Problem –
Carry none of the pictures over; write out the complete data exactly.

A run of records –

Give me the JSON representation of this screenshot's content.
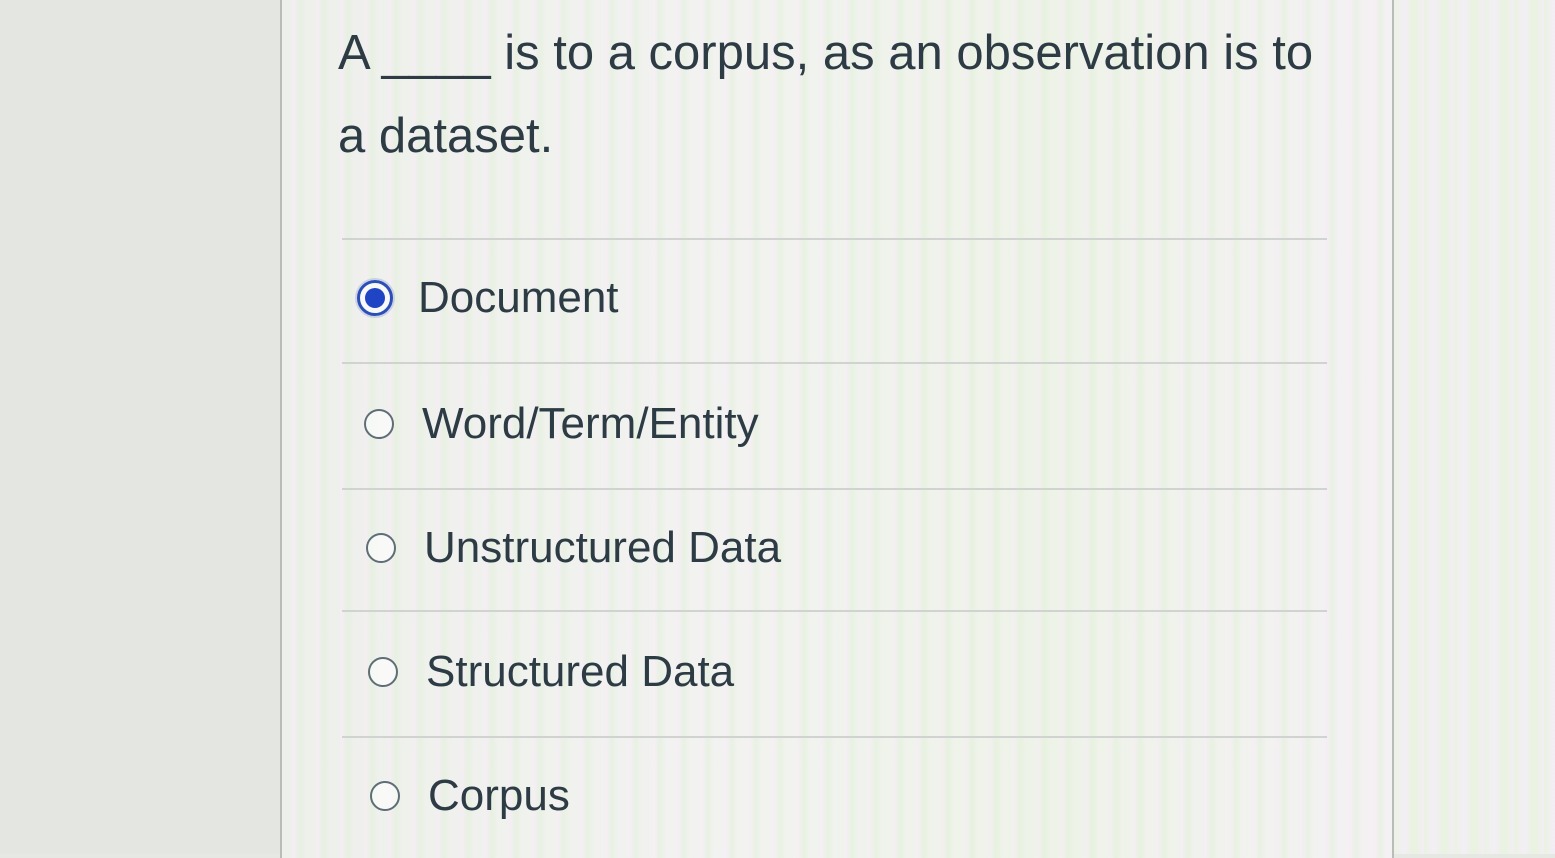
{
  "question": {
    "text": "A ____ is to a corpus, as an observation is to a dataset."
  },
  "options": [
    {
      "label": "Document",
      "selected": true
    },
    {
      "label": "Word/Term/Entity",
      "selected": false
    },
    {
      "label": "Unstructured Data",
      "selected": false
    },
    {
      "label": "Structured Data",
      "selected": false
    },
    {
      "label": "Corpus",
      "selected": false
    }
  ],
  "colors": {
    "radio_selected": "#1f44c4",
    "text": "#2d3b45"
  }
}
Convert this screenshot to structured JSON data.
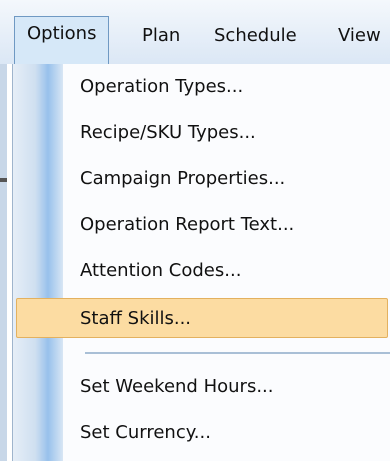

Answer to the exercise –
Give me the JSON representation of this screenshot's content.
{
  "question": {
    "text": "A ____ is to a corpus, as an observation is to a dataset."
  },
  "options": [
    {
      "label": "Document",
      "selected": true
    },
    {
      "label": "Word/Term/Entity",
      "selected": false
    },
    {
      "label": "Unstructured Data",
      "selected": false
    },
    {
      "label": "Structured Data",
      "selected": false
    },
    {
      "label": "Corpus",
      "selected": false
    }
  ],
  "colors": {
    "radio_selected": "#1f44c4",
    "text": "#2d3b45"
  }
}
Convert this screenshot to structured JSON data.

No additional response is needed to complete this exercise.